All the data below goes into the copy word for word, but the pictures don't.

**Available records**:
+===+

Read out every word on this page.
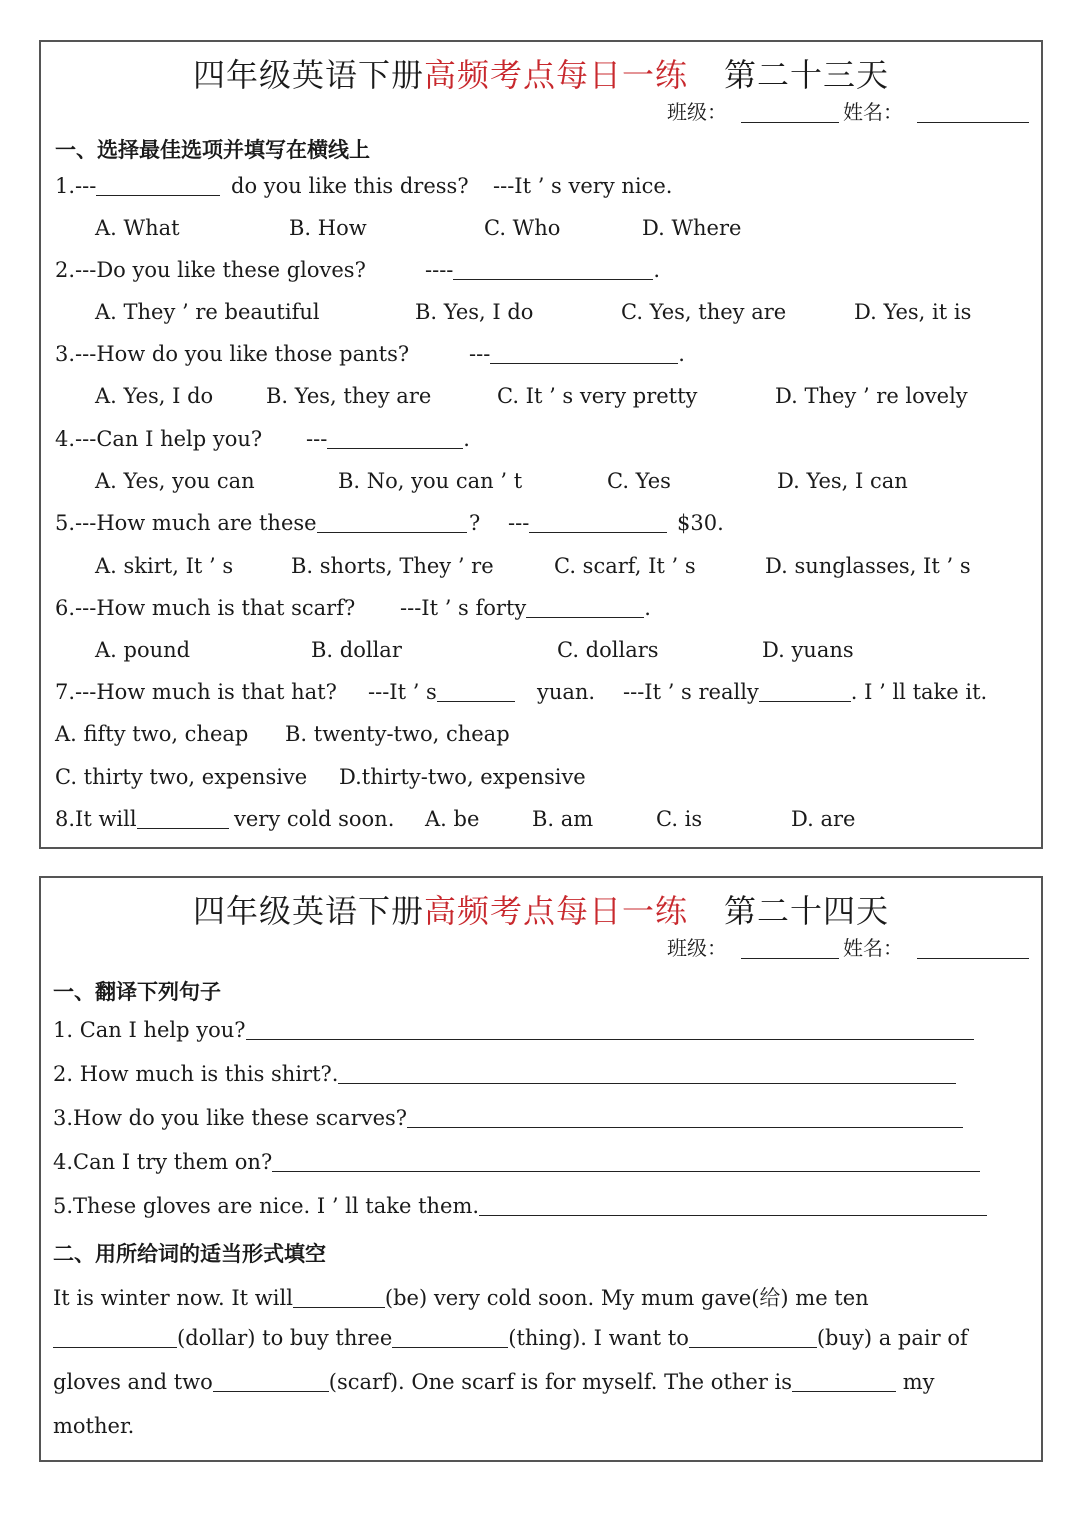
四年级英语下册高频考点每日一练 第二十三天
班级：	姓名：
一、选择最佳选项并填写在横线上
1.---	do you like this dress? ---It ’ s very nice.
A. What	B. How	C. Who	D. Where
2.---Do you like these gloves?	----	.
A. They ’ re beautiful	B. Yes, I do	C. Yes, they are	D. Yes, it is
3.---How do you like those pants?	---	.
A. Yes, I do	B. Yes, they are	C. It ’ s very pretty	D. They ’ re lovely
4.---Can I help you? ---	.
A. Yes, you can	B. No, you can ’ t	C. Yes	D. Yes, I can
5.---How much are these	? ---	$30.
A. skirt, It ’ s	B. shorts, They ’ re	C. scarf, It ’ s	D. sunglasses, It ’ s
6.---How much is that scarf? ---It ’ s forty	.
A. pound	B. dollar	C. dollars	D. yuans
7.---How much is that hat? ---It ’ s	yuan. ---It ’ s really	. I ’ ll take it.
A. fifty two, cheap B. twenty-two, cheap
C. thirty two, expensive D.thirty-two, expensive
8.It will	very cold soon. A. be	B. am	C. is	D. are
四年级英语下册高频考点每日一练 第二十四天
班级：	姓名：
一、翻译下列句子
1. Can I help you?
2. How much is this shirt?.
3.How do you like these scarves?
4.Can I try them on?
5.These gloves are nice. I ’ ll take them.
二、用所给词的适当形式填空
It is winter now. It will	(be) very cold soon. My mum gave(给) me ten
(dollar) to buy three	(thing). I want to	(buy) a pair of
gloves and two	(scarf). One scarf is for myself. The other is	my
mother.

+===+

**Task result**:
Read out every word on this page.
四年级英语下册高频考点每日一练 第二十三天
班级：	姓名：
一、选择最佳选项并填写在横线上
1.---	do you like this dress? ---It ’ s very nice.
A. What	B. How	C. Who	D. Where
2.---Do you like these gloves?	----	.
A. They ’ re beautiful	B. Yes, I do	C. Yes, they are	D. Yes, it is
3.---How do you like those pants?	---	.
A. Yes, I do	B. Yes, they are	C. It ’ s very pretty	D. They ’ re lovely
4.---Can I help you? ---	.
A. Yes, you can	B. No, you can ’ t	C. Yes	D. Yes, I can
5.---How much are these	? ---	$30.
A. skirt, It ’ s	B. shorts, They ’ re	C. scarf, It ’ s	D. sunglasses, It ’ s
6.---How much is that scarf? ---It ’ s forty	.
A. pound	B. dollar	C. dollars	D. yuans
7.---How much is that hat? ---It ’ s	yuan. ---It ’ s really	. I ’ ll take it.
A. fifty two, cheap B. twenty-two, cheap
C. thirty two, expensive D.thirty-two, expensive
8.It will	very cold soon. A. be	B. am	C. is	D. are
四年级英语下册高频考点每日一练 第二十四天
班级：	姓名：
一、翻译下列句子
1. Can I help you?
2. How much is this shirt?.
3.How do you like these scarves?
4.Can I try them on?
5.These gloves are nice. I ’ ll take them.
二、用所给词的适当形式填空
It is winter now. It will	(be) very cold soon. My mum gave(给) me ten
(dollar) to buy three	(thing). I want to	(buy) a pair of
gloves and two	(scarf). One scarf is for myself. The other is	my
mother.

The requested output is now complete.